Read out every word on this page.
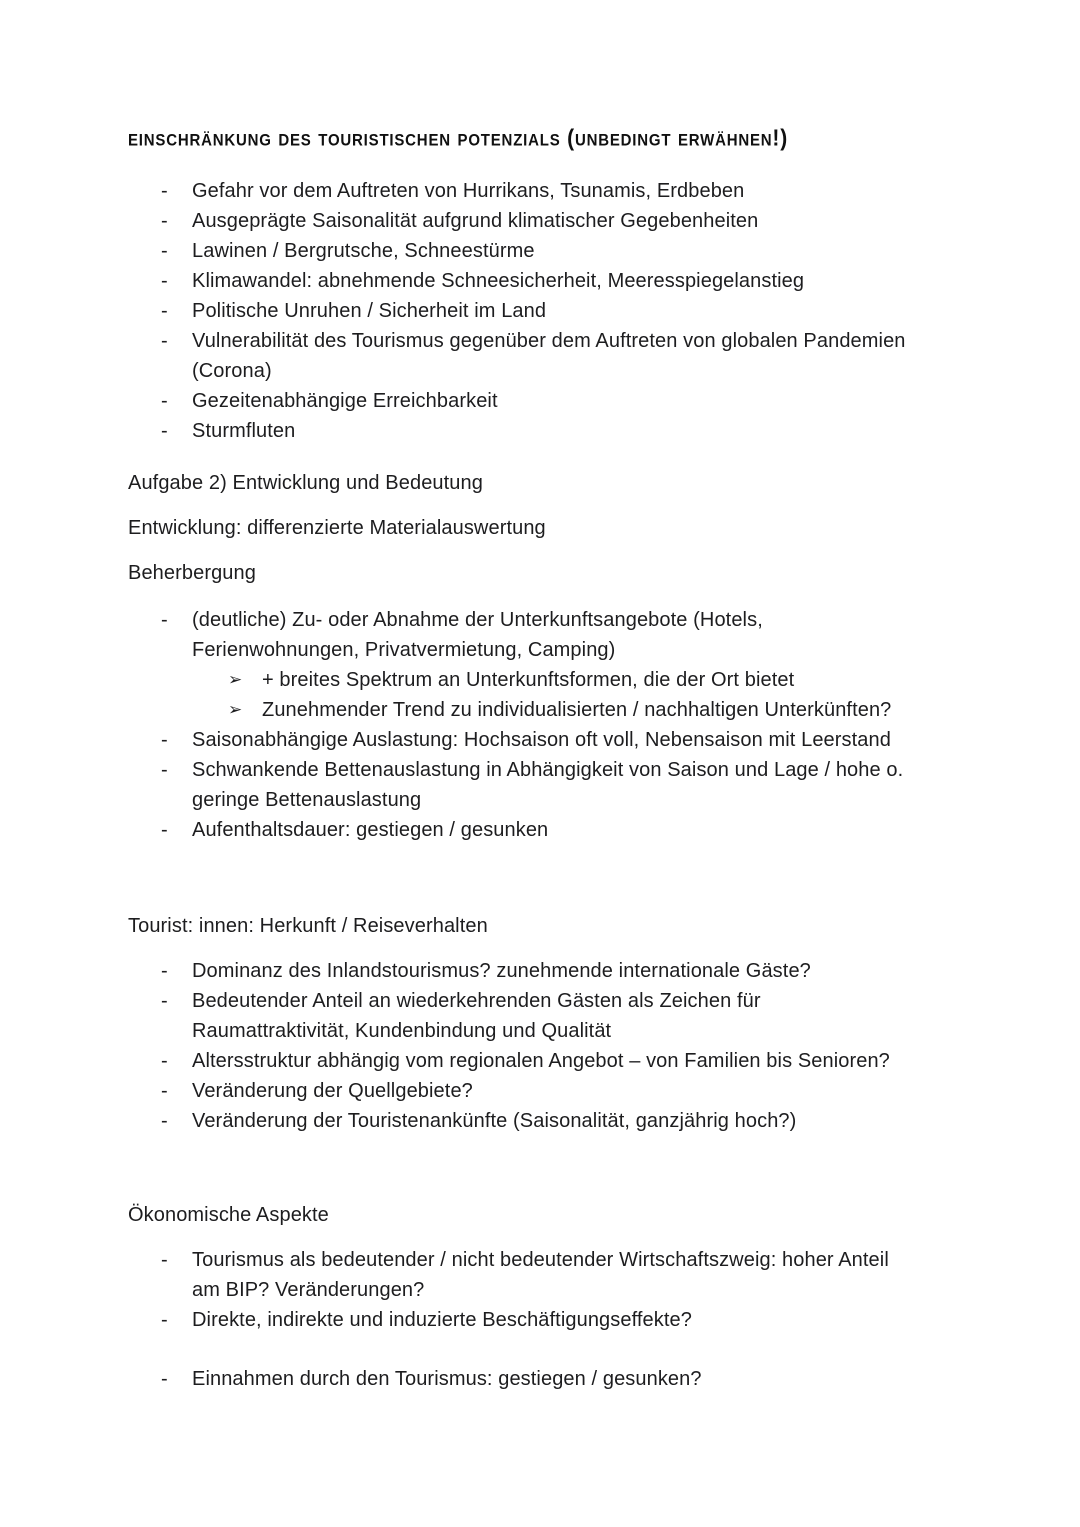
einschränkung des touristischen potenzials (unbedingt erwähnen!)
- Gefahr vor dem Auftreten von Hurrikans, Tsunamis, Erdbeben
- Ausgeprägte Saisonalität aufgrund klimatischer Gegebenheiten
- Lawinen / Bergrutsche, Schneestürme
- Klimawandel: abnehmende Schneesicherheit, Meeresspiegelanstieg
- Politische Unruhen / Sicherheit im Land
- Vulnerabilität des Tourismus gegenüber dem Auftreten von globalen Pandemien
(Corona)
- Gezeitenabhängige Erreichbarkeit
- Sturmfluten

Aufgabe 2) Entwicklung und Bedeutung

Entwicklung: differenzierte Materialauswertung

Beherbergung

- (deutliche) Zu- oder Abnahme der Unterkunftsangebote (Hotels,
Ferienwohnungen, Privatvermietung, Camping)
➢ + breites Spektrum an Unterkunftsformen, die der Ort bietet
➢ Zunehmender Trend zu individualisierten / nachhaltigen Unterkünften?
- Saisonabhängige Auslastung: Hochsaison oft voll, Nebensaison mit Leerstand
- Schwankende Bettenauslastung in Abhängigkeit von Saison und Lage / hohe o.
geringe Bettenauslastung
- Aufenthaltsdauer: gestiegen / gesunken

Tourist: innen: Herkunft / Reiseverhalten

- Dominanz des Inlandstourismus? zunehmende internationale Gäste?
- Bedeutender Anteil an wiederkehrenden Gästen als Zeichen für
Raumattraktivität, Kundenbindung und Qualität
- Altersstruktur abhängig vom regionalen Angebot – von Familien bis Senioren?
- Veränderung der Quellgebiete?
- Veränderung der Touristenankünfte (Saisonalität, ganzjährig hoch?)

Ökonomische Aspekte

- Tourismus als bedeutender / nicht bedeutender Wirtschaftszweig: hoher Anteil
am BIP? Veränderungen?
- Direkte, indirekte und induzierte Beschäftigungseffekte?
- Einnahmen durch den Tourismus: gestiegen / gesunken?
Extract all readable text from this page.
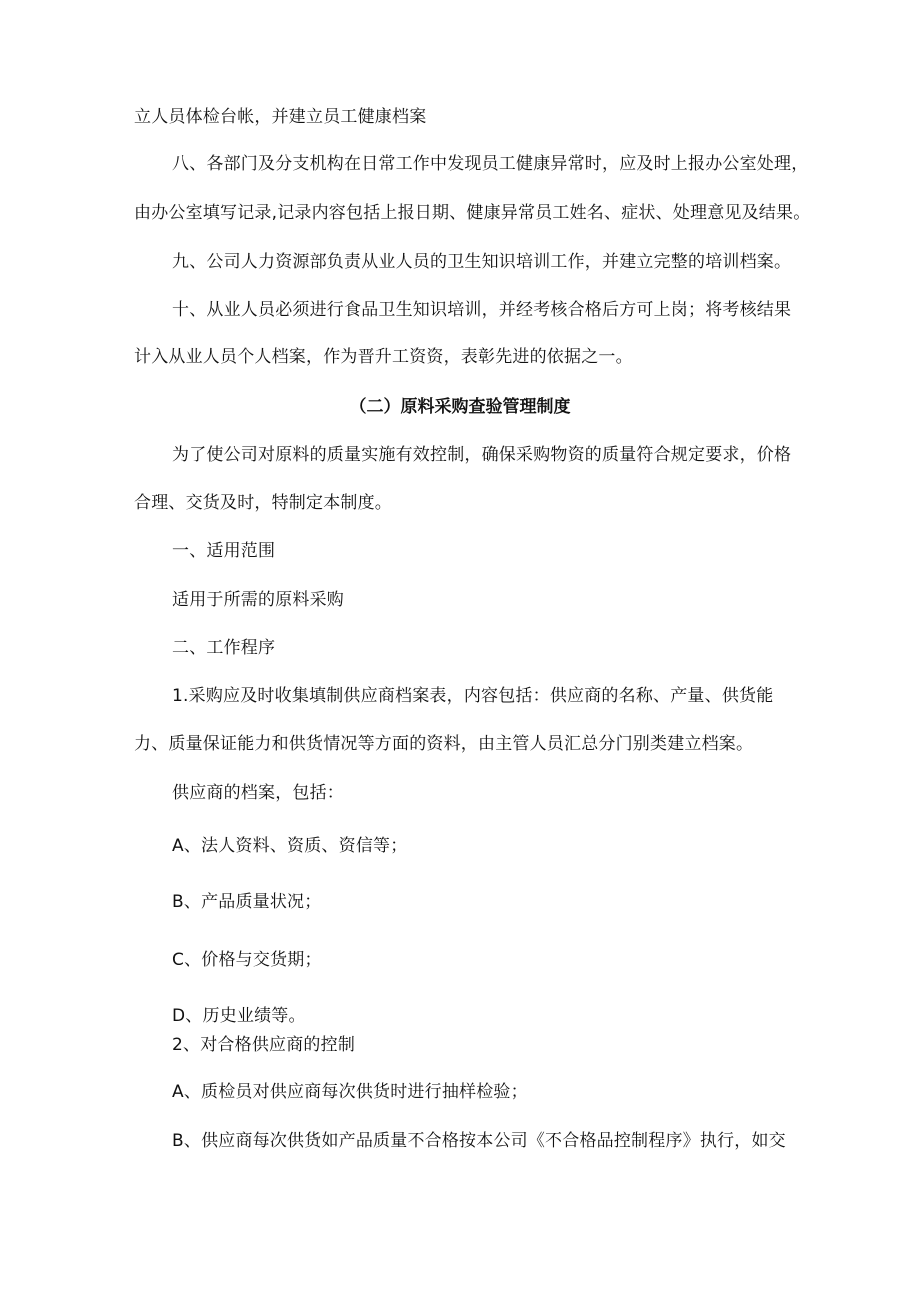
立人员体检台帐，并建立员工健康档案
八、各部门及分支机构在日常工作中发现员工健康异常时，应及时上报办公室处理，
由办公室填写记录,记录内容包括上报日期、健康异常员工姓名、症状、处理意见及结果。
九、公司人力资源部负责从业人员的卫生知识培训工作，并建立完整的培训档案。
十、从业人员必须进行食品卫生知识培训，并经考核合格后方可上岗；将考核结果
计入从业人员个人档案，作为晋升工资资，表彰先进的依据之一。
（二）原料采购查验管理制度
为了使公司对原料的质量实施有效控制，确保采购物资的质量符合规定要求，价格
合理、交货及时，特制定本制度。
一、适用范围
适用于所需的原料采购
二、工作程序
1.采购应及时收集填制供应商档案表，内容包括：供应商的名称、产量、供货能
力、质量保证能力和供货情况等方面的资料，由主管人员汇总分门别类建立档案。
供应商的档案，包括：
A、法人资料、资质、资信等；
B、产品质量状况；
C、价格与交货期；
D、历史业绩等。
2、对合格供应商的控制
A、质检员对供应商每次供货时进行抽样检验；
B、供应商每次供货如产品质量不合格按本公司《不合格品控制程序》执行，如交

--

- _Exercise requirements_:
Reproduce every record word for word. The copy must contain no pictures.

- _Task answer_:
Read out every word on this page.
einschränkung des touristischen potenzials (unbedingt erwähnen!)
- Gefahr vor dem Auftreten von Hurrikans, Tsunamis, Erdbeben
- Ausgeprägte Saisonalität aufgrund klimatischer Gegebenheiten
- Lawinen / Bergrutsche, Schneestürme
- Klimawandel: abnehmende Schneesicherheit, Meeresspiegelanstieg
- Politische Unruhen / Sicherheit im Land
- Vulnerabilität des Tourismus gegenüber dem Auftreten von globalen Pandemien
(Corona)
- Gezeitenabhängige Erreichbarkeit
- Sturmfluten

Aufgabe 2) Entwicklung und Bedeutung

Entwicklung: differenzierte Materialauswertung

Beherbergung

- (deutliche) Zu- oder Abnahme der Unterkunftsangebote (Hotels,
Ferienwohnungen, Privatvermietung, Camping)
➢ + breites Spektrum an Unterkunftsformen, die der Ort bietet
➢ Zunehmender Trend zu individualisierten / nachhaltigen Unterkünften?
- Saisonabhängige Auslastung: Hochsaison oft voll, Nebensaison mit Leerstand
- Schwankende Bettenauslastung in Abhängigkeit von Saison und Lage / hohe o.
geringe Bettenauslastung
- Aufenthaltsdauer: gestiegen / gesunken

Tourist: innen: Herkunft / Reiseverhalten

- Dominanz des Inlandstourismus? zunehmende internationale Gäste?
- Bedeutender Anteil an wiederkehrenden Gästen als Zeichen für
Raumattraktivität, Kundenbindung und Qualität
- Altersstruktur abhängig vom regionalen Angebot – von Familien bis Senioren?
- Veränderung der Quellgebiete?
- Veränderung der Touristenankünfte (Saisonalität, ganzjährig hoch?)

Ökonomische Aspekte

- Tourismus als bedeutender / nicht bedeutender Wirtschaftszweig: hoher Anteil
am BIP? Veränderungen?
- Direkte, indirekte und induzierte Beschäftigungseffekte?
- Einnahmen durch den Tourismus: gestiegen / gesunken?
Extract all readable text from this page.
立人员体检台帐，并建立员工健康档案
八、各部门及分支机构在日常工作中发现员工健康异常时，应及时上报办公室处理，
由办公室填写记录,记录内容包括上报日期、健康异常员工姓名、症状、处理意见及结果。
九、公司人力资源部负责从业人员的卫生知识培训工作，并建立完整的培训档案。
十、从业人员必须进行食品卫生知识培训，并经考核合格后方可上岗；将考核结果
计入从业人员个人档案，作为晋升工资资，表彰先进的依据之一。
（二）原料采购查验管理制度
为了使公司对原料的质量实施有效控制，确保采购物资的质量符合规定要求，价格
合理、交货及时，特制定本制度。
一、适用范围
适用于所需的原料采购
二、工作程序
1.采购应及时收集填制供应商档案表，内容包括：供应商的名称、产量、供货能
力、质量保证能力和供货情况等方面的资料，由主管人员汇总分门别类建立档案。
供应商的档案，包括：
A、法人资料、资质、资信等；
B、产品质量状况；
C、价格与交货期；
D、历史业绩等。
2、对合格供应商的控制
A、质检员对供应商每次供货时进行抽样检验；
B、供应商每次供货如产品质量不合格按本公司《不合格品控制程序》执行，如交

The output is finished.